What you should do:
What follows is a set of records, each of which is to be written out exactly.
## BEGIN
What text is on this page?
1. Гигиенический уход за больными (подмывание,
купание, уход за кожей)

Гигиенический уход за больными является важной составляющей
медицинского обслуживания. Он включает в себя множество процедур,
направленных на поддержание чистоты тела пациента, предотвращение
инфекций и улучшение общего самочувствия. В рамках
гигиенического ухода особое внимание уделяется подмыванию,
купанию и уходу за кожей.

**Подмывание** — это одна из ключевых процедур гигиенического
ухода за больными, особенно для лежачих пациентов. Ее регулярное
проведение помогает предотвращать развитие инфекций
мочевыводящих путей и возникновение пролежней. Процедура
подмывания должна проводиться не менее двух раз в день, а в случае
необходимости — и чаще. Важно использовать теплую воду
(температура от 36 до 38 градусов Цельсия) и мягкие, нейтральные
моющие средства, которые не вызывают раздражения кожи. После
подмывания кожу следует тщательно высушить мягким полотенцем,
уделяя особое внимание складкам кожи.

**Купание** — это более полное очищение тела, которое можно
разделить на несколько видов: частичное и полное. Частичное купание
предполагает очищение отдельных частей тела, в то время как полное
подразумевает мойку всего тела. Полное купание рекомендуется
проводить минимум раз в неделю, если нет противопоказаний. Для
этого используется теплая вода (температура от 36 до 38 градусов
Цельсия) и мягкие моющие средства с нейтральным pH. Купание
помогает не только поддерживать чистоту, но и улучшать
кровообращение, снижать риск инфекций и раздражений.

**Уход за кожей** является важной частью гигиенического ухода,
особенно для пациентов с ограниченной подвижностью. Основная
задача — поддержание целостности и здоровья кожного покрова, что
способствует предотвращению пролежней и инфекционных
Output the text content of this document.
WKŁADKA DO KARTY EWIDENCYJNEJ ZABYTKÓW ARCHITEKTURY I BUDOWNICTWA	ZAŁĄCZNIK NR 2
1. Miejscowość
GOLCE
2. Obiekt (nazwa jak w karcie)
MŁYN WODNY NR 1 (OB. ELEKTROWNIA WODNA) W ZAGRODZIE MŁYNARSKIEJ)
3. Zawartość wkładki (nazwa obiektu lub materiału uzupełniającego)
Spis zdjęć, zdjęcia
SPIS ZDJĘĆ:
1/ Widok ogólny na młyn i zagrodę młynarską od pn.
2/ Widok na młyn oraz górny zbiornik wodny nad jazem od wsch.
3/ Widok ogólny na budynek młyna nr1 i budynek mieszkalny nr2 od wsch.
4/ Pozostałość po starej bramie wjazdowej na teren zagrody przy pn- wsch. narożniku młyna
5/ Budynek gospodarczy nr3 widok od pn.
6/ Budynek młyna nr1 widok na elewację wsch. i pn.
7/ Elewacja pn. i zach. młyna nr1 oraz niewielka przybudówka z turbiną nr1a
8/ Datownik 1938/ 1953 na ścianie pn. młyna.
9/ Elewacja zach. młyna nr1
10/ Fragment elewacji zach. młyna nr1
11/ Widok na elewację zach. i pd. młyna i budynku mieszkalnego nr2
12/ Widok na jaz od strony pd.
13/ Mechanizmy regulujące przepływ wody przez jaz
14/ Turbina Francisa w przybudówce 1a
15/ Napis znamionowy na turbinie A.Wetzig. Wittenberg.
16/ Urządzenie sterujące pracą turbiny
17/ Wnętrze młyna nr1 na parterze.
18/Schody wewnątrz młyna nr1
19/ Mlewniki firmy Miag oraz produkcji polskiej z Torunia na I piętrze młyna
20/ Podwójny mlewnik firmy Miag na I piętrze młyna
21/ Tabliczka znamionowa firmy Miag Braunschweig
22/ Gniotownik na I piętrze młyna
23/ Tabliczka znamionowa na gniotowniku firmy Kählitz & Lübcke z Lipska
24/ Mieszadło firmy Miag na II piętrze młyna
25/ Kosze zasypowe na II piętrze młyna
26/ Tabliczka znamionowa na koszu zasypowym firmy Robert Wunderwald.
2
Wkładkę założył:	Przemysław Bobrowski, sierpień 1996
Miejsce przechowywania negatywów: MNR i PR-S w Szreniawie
## END
Answer in full:
What text is on this page?
1. Гигиенический уход за больными (подмывание,
купание, уход за кожей)

Гигиенический уход за больными является важной составляющей
медицинского обслуживания. Он включает в себя множество процедур,
направленных на поддержание чистоты тела пациента, предотвращение
инфекций и улучшение общего самочувствия. В рамках
гигиенического ухода особое внимание уделяется подмыванию,
купанию и уходу за кожей.

**Подмывание** — это одна из ключевых процедур гигиенического
ухода за больными, особенно для лежачих пациентов. Ее регулярное
проведение помогает предотвращать развитие инфекций
мочевыводящих путей и возникновение пролежней. Процедура
подмывания должна проводиться не менее двух раз в день, а в случае
необходимости — и чаще. Важно использовать теплую воду
(температура от 36 до 38 градусов Цельсия) и мягкие, нейтральные
моющие средства, которые не вызывают раздражения кожи. После
подмывания кожу следует тщательно высушить мягким полотенцем,
уделяя особое внимание складкам кожи.

**Купание** — это более полное очищение тела, которое можно
разделить на несколько видов: частичное и полное. Частичное купание
предполагает очищение отдельных частей тела, в то время как полное
подразумевает мойку всего тела. Полное купание рекомендуется
проводить минимум раз в неделю, если нет противопоказаний. Для
этого используется теплая вода (температура от 36 до 38 градусов
Цельсия) и мягкие моющие средства с нейтральным pH. Купание
помогает не только поддерживать чистоту, но и улучшать
кровообращение, снижать риск инфекций и раздражений.

**Уход за кожей** является важной частью гигиенического ухода,
особенно для пациентов с ограниченной подвижностью. Основная
задача — поддержание целостности и здоровья кожного покрова, что
способствует предотвращению пролежней и инфекционных
Output the text content of this document.
WKŁADKA DO KARTY EWIDENCYJNEJ ZABYTKÓW ARCHITEKTURY I BUDOWNICTWA	ZAŁĄCZNIK NR 2
1. Miejscowość
GOLCE
2. Obiekt (nazwa jak w karcie)
MŁYN WODNY NR 1 (OB. ELEKTROWNIA WODNA) W ZAGRODZIE MŁYNARSKIEJ)
3. Zawartość wkładki (nazwa obiektu lub materiału uzupełniającego)
Spis zdjęć, zdjęcia
SPIS ZDJĘĆ:
1/ Widok ogólny na młyn i zagrodę młynarską od pn.
2/ Widok na młyn oraz górny zbiornik wodny nad jazem od wsch.
3/ Widok ogólny na budynek młyna nr1 i budynek mieszkalny nr2 od wsch.
4/ Pozostałość po starej bramie wjazdowej na teren zagrody przy pn- wsch. narożniku młyna
5/ Budynek gospodarczy nr3 widok od pn.
6/ Budynek młyna nr1 widok na elewację wsch. i pn.
7/ Elewacja pn. i zach. młyna nr1 oraz niewielka przybudówka z turbiną nr1a
8/ Datownik 1938/ 1953 na ścianie pn. młyna.
9/ Elewacja zach. młyna nr1
10/ Fragment elewacji zach. młyna nr1
11/ Widok na elewację zach. i pd. młyna i budynku mieszkalnego nr2
12/ Widok na jaz od strony pd.
13/ Mechanizmy regulujące przepływ wody przez jaz
14/ Turbina Francisa w przybudówce 1a
15/ Napis znamionowy na turbinie A.Wetzig. Wittenberg.
16/ Urządzenie sterujące pracą turbiny
17/ Wnętrze młyna nr1 na parterze.
18/Schody wewnątrz młyna nr1
19/ Mlewniki firmy Miag oraz produkcji polskiej z Torunia na I piętrze młyna
20/ Podwójny mlewnik firmy Miag na I piętrze młyna
21/ Tabliczka znamionowa firmy Miag Braunschweig
22/ Gniotownik na I piętrze młyna
23/ Tabliczka znamionowa na gniotowniku firmy Kählitz & Lübcke z Lipska
24/ Mieszadło firmy Miag na II piętrze młyna
25/ Kosze zasypowe na II piętrze młyna
26/ Tabliczka znamionowa na koszu zasypowym firmy Robert Wunderwald.
2
Wkładkę założył:	Przemysław Bobrowski, sierpień 1996
Miejsce przechowywania negatywów: MNR i PR-S w Szreniawie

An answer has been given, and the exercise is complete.